Write out again only the lines between the one with "Output the text content of this document." and the end of the records below, both ends counted, and don't include the pictures.

-------

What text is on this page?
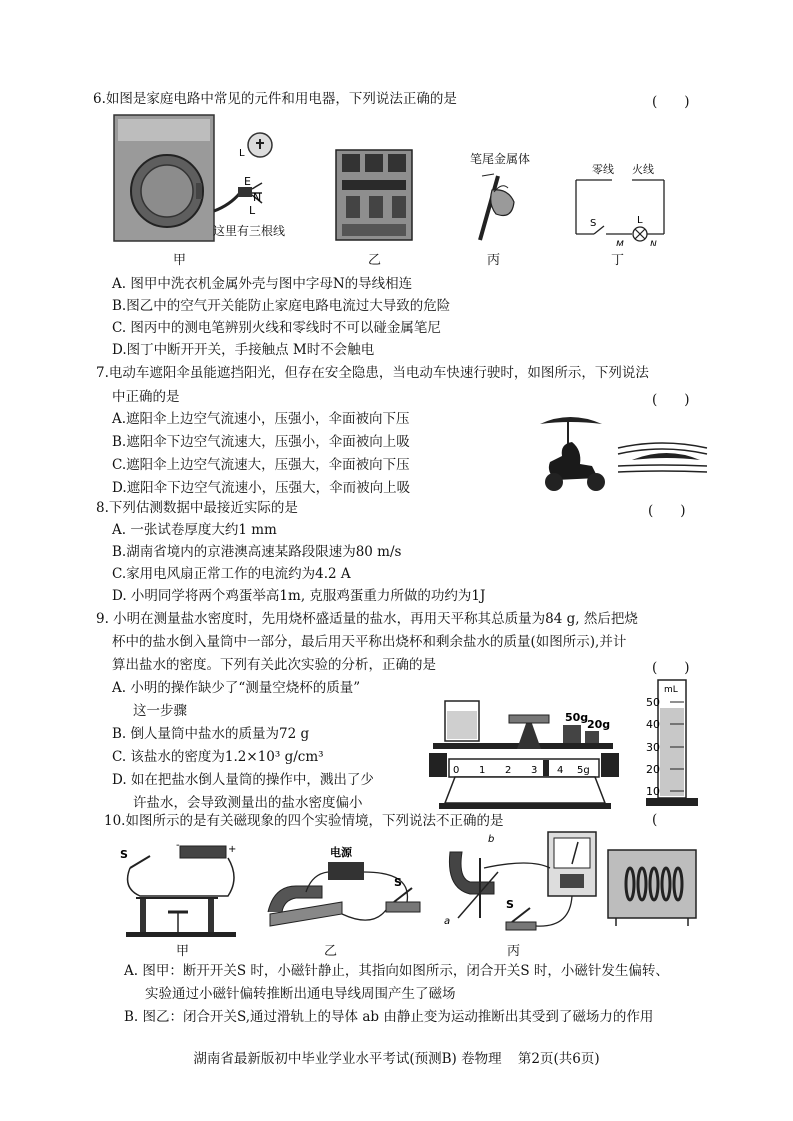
6.如图是家庭电路中常见的元件和用电器，下列说法正确的是	(　　)
L
E
N
L
这里有三根线
笔尾金属体
零线 火线
S	L
M	N
甲	乙	丙	丁
A. 图甲中洗衣机金属外壳与图中字母N的导线相连
B.图乙中的空气开关能防止家庭电路电流过大导致的危险
C. 图丙中的测电笔辨别火线和零线时不可以碰金属笔尼
D.图丁中断开开关，手接触点 M时不会触电
7.电动车遮阳伞虽能遮挡阳光，但存在安全隐患，当电动车快速行驶时，如图所示，下列说法
中正确的是	(　　)
A.遮阳伞上边空气流速小，压强小，伞面被向下压
B.遮阳伞下边空气流速大，压强小，伞面被向上吸
C.遮阳伞上边空气流速大，压强大，伞面被向下压
D.遮阳伞下边空气流速小，压强大，伞而被向上吸
8.下列估测数据中最接近实际的是	(　　)
A. 一张试卷厚度大约1 mm
B.湖南省境内的京港澳高速某路段限速为80 m/s
C.家用电风扇正常工作的电流约为4.2 A
D. 小明同学将两个鸡蛋举高1m, 克服鸡蛋重力所做的功约为1J
9. 小明在测量盐水密度时，先用烧杯盛适量的盐水，再用天平称其总质量为84 g, 然后把烧
杯中的盐水倒入量筒中一部分，最后用天平称出烧杯和剩余盐水的质量(如图所示),并计
算出盐水的密度。下列有关此次实验的分析，正确的是	(　　)
A. 小明的操作缺少了“测量空烧杯的质量”
这一步骤
B. 倒人量筒中盐水的质量为72 g
C. 该盐水的密度为1.2×10³ g/cm³
D. 如在把盐水倒人量筒的操作中，溅出了少
许盐水，会导致测量出的盐水密度偏小
50g
20g
0 1 2 3 4 5g
mL
50
40
30
20
10
10.如图所示的是有关磁现象的四个实验情境，下列说法不正确的是	(
S
-	+	电源
S
b
a
S
甲	乙	丙
A. 图甲：断开开关S 时，小磁针静止，其指向如图所示，闭合开关S 时，小磁针发生偏转、
实验通过小磁针偏转推断出通电导线周围产生了磁场
B. 图乙：闭合开关S,通过滑轨上的导体 ab 由静止变为运动推断出其受到了磁场力的作用
湖南省最新版初中毕业学业水平考试(预测B) 卷物理 第2页(共6页)
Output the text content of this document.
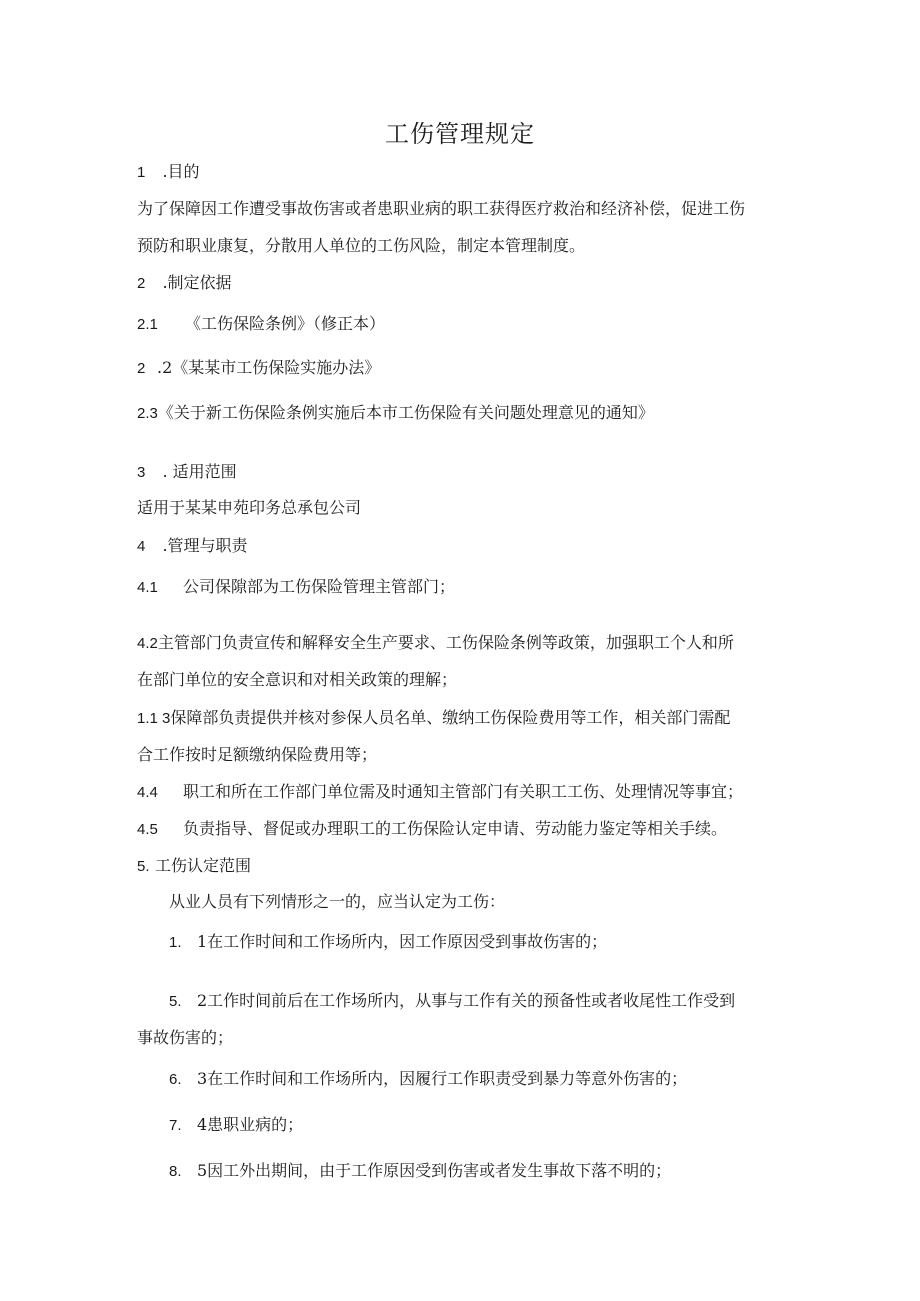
工伤管理规定
1 .目的
为了保障因工作遭受事故伤害或者患职业病的职工获得医疗救治和经济补偿，促进工伤
预防和职业康复，分散用人单位的工伤风险，制定本管理制度。
2 .制定依据
2.1 《工伤保险条例》（修正本）
2 .2《某某市工伤保险实施办法》
2.3《关于新工伤保险条例实施后本市工伤保险有关问题处理意见的通知》
3 . 适用范围
适用于某某申苑印务总承包公司
4 .管理与职责
4.1 公司保隙部为工伤保险管理主管部门；
4.2主管部门负责宣传和解释安全生产要求、工伤保险条例等政策，加强职工个人和所
在部门单位的安全意识和对相关政策的理解；
1.1 3保障部负责提供并核对参保人员名单、缴纳工伤保险费用等工作，相关部门需配
合工作按时足额缴纳保险费用等；
4.4 职工和所在工作部门单位需及时通知主管部门有关职工工伤、处理情况等事宜；
4.5 负责指导、督促或办理职工的工伤保险认定申请、劳动能力鉴定等相关手续。
5. 工伤认定范围
从业人员有下列情形之一的，应当认定为工伤：
1. 1在工作时间和工作场所内，因工作原因受到事故伤害的；
5. 2工作时间前后在工作场所内，从事与工作有关的预备性或者收尾性工作受到
事故伤害的；
6. 3在工作时间和工作场所内，因履行工作职责受到暴力等意外伤害的；
7. 4患职业病的；
8. 5因工外出期间，由于工作原因受到伤害或者发生事故下落不明的；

-------

**PROBLEM SOLUTION**.
Output the text content of this document.
工伤管理规定
1 .目的
为了保障因工作遭受事故伤害或者患职业病的职工获得医疗救治和经济补偿，促进工伤
预防和职业康复，分散用人单位的工伤风险，制定本管理制度。
2 .制定依据
2.1 《工伤保险条例》（修正本）
2 .2《某某市工伤保险实施办法》
2.3《关于新工伤保险条例实施后本市工伤保险有关问题处理意见的通知》
3 . 适用范围
适用于某某申苑印务总承包公司
4 .管理与职责
4.1 公司保隙部为工伤保险管理主管部门；
4.2主管部门负责宣传和解释安全生产要求、工伤保险条例等政策，加强职工个人和所
在部门单位的安全意识和对相关政策的理解；
1.1 3保障部负责提供并核对参保人员名单、缴纳工伤保险费用等工作，相关部门需配
合工作按时足额缴纳保险费用等；
4.4 职工和所在工作部门单位需及时通知主管部门有关职工工伤、处理情况等事宜；
4.5 负责指导、督促或办理职工的工伤保险认定申请、劳动能力鉴定等相关手续。
5. 工伤认定范围
从业人员有下列情形之一的，应当认定为工伤：
1. 1在工作时间和工作场所内，因工作原因受到事故伤害的；
5. 2工作时间前后在工作场所内，从事与工作有关的预备性或者收尾性工作受到
事故伤害的；
6. 3在工作时间和工作场所内，因履行工作职责受到暴力等意外伤害的；
7. 4患职业病的；
8. 5因工外出期间，由于工作原因受到伤害或者发生事故下落不明的；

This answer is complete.